Data records:

%%

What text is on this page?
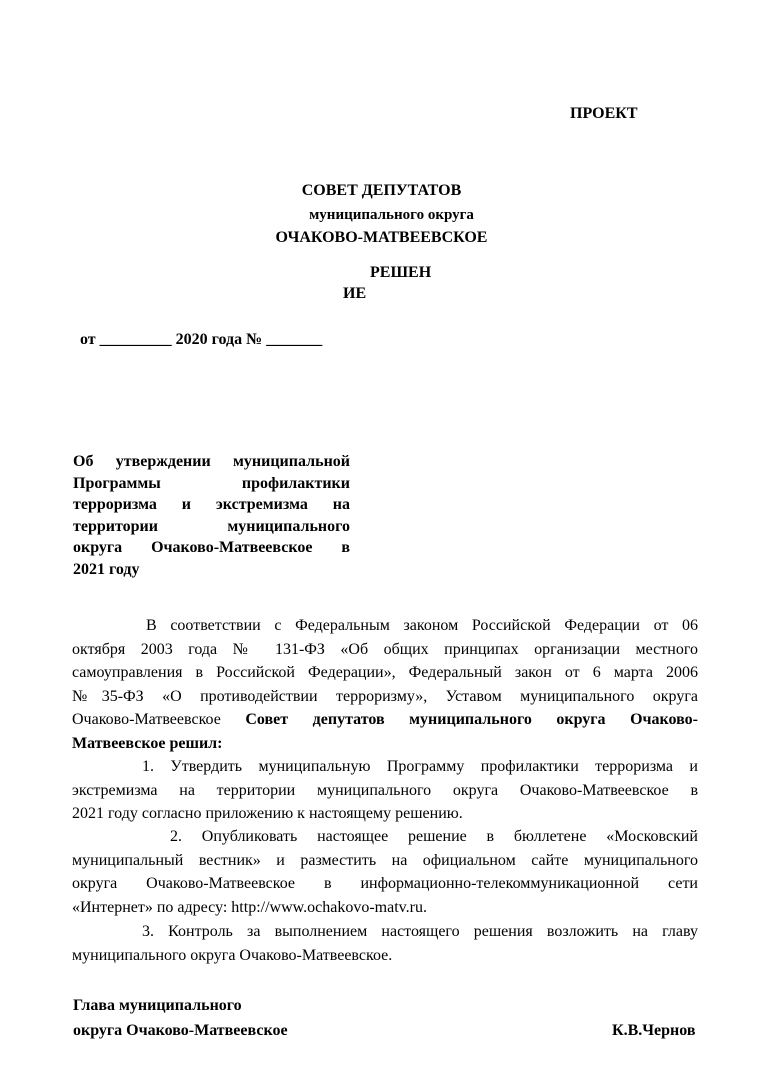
ПРОЕКТ

СОВЕТ ДЕПУТАТОВ

муниципального округа

ОЧАКОВО-МАТВЕЕВСКОЕ

РЕШЕН

ИЕ

от _________ 2020 года № _______

Об утверждении муниципальной
Программы профилактики
терроризма и экстремизма на
территории муниципального
округа Очаково-Матвеевское в
2021 году
В соответствии с Федеральным законом Российской Федерации от 06
октября 2003 года № 131-ФЗ «Об общих принципах организации местного
самоуправления в Российской Федерации», Федеральный закон от 6 марта 2006
№35-ФЗ «О противодействии терроризму», Уставом муниципального округа
Очаково-Матвеевское Совет депутатов муниципального округа Очаково-
Матвеевское решил:
1. Утвердить муниципальную Программу профилактики терроризма и
экстремизма на территории муниципального округа Очаково-Матвеевское в
2021 году согласно приложению к настоящему решению.
2. Опубликовать настоящее решение в бюллетене «Московский
муниципальный вестник» и разместить на официальном сайте муниципального
округа Очаково-Матвеевское в информационно-телекоммуникационной сети
«Интернет» по адресу: http://www.ochakovo-matv.ru.
3. Контроль за выполнением настоящего решения возложить на главу
муниципального округа Очаково-Матвеевское.

Глава муниципального

округа Очаково-Матвеевское	К.В.Чернов
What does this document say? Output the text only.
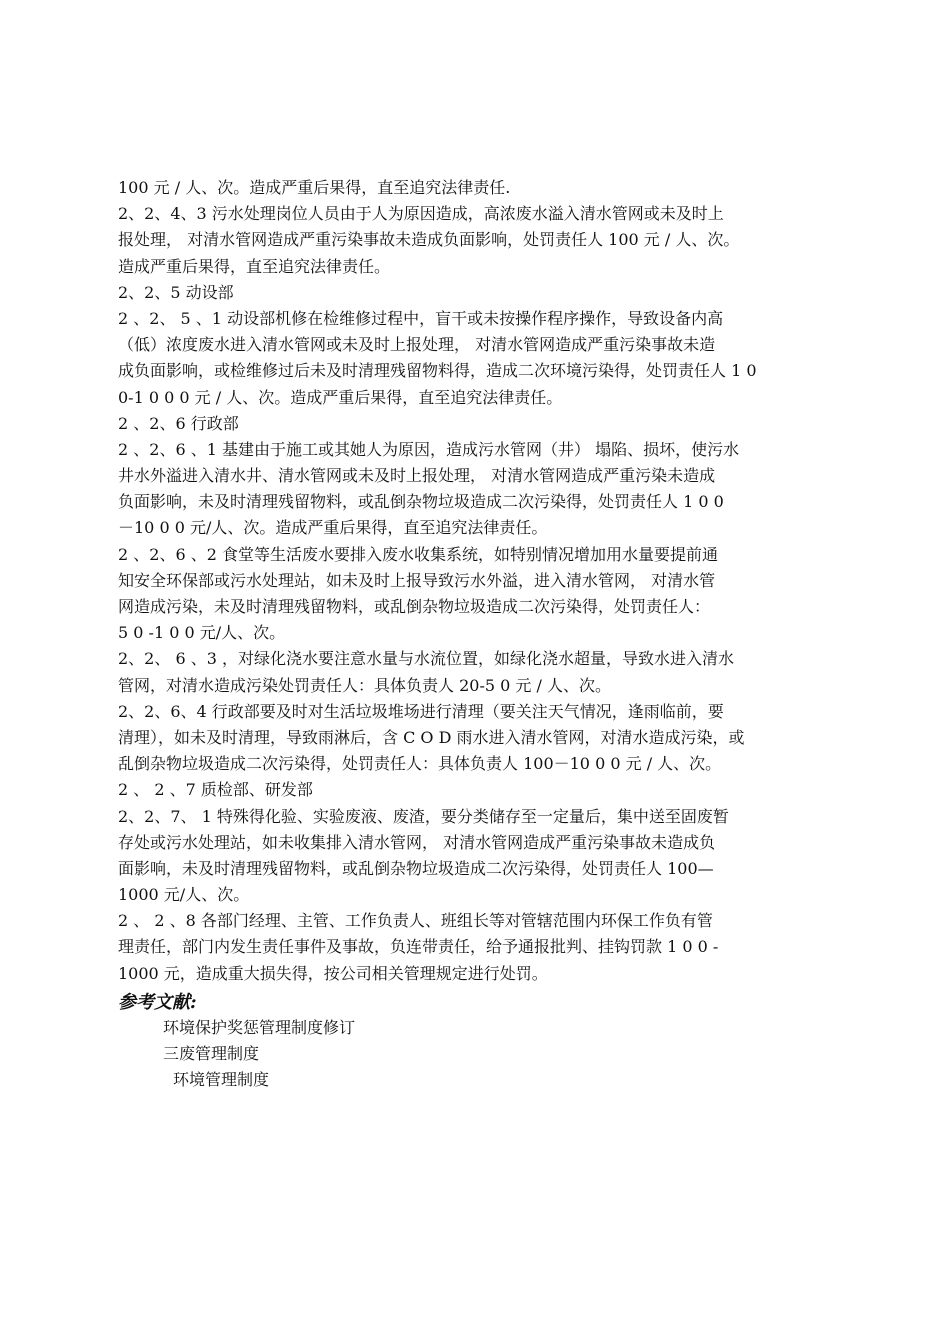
100 元 / 人、次。造成严重后果得，直至追究法律责任.
2、2、4、3 污水处理岗位人员由于人为原因造成，高浓废水溢入清水管网或未及时上
报处理， 对清水管网造成严重污染事故未造成负面影响，处罚责任人 100 元 / 人、次。
造成严重后果得，直至追究法律责任。
2、2、5 动设部
2 、2、 5 、1 动设部机修在检维修过程中，盲干或未按操作程序操作，导致设备内高
（低）浓度废水进入清水管网或未及时上报处理， 对清水管网造成严重污染事故未造
成负面影响，或检维修过后未及时清理残留物料得，造成二次环境污染得，处罚责任人 1 0
0-1 0 0 0 元 / 人、次。造成严重后果得，直至追究法律责任。
2 、2、6 行政部
2 、2、6 、1 基建由于施工或其她人为原因，造成污水管网（井） 塌陷、损坏，使污水
井水外溢进入清水井、清水管网或未及时上报处理， 对清水管网造成严重污染未造成
负面影响，未及时清理残留物料，或乱倒杂物垃圾造成二次污染得，处罚责任人 1 0 0
－10 0 0 元/人、次。造成严重后果得，直至追究法律责任。
2 、2、6 、2 食堂等生活废水要排入废水收集系统，如特别情况增加用水量要提前通
知安全环保部或污水处理站，如未及时上报导致污水外溢，进入清水管网， 对清水管
网造成污染，未及时清理残留物料，或乱倒杂物垃圾造成二次污染得，处罚责任人：
5 0 -1 0 0 元/人、次。
2、2、 6 、3 ，对绿化浇水要注意水量与水流位置，如绿化浇水超量，导致水进入清水
管网，对清水造成污染处罚责任人：具体负责人 20-5 0 元 / 人、次。
2、2、6、4 行政部要及时对生活垃圾堆场进行清理（要关注天气情况，逢雨临前，要
清理），如未及时清理，导致雨淋后，含 C O D 雨水进入清水管网，对清水造成污染，或
乱倒杂物垃圾造成二次污染得，处罚责任人：具体负责人 100－10 0 0 元 / 人、次。
2 、 2 、7 质检部、研发部
2、2、7、 1 特殊得化验、实验废液、废渣，要分类储存至一定量后，集中送至固废暂
存处或污水处理站，如未收集排入清水管网， 对清水管网造成严重污染事故未造成负
面影响，未及时清理残留物料，或乱倒杂物垃圾造成二次污染得，处罚责任人 100—
1000 元/人、次。
2 、 2 、8 各部门经理、主管、工作负责人、班组长等对管辖范围内环保工作负有管
理责任，部门内发生责任事件及事故，负连带责任，给予通报批判、挂钩罚款 1 0 0 -
1000 元，造成重大损失得，按公司相关管理规定进行处罚。
参考文献:
环境保护奖惩管理制度修订
三废管理制度
环境管理制度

%%

§ Problem
Extract each line from the entries above that contains the string "профилактики".

§ Solution to the exercise
Программы профилактики
1. Утвердить муниципальную Программу профилактики терроризма и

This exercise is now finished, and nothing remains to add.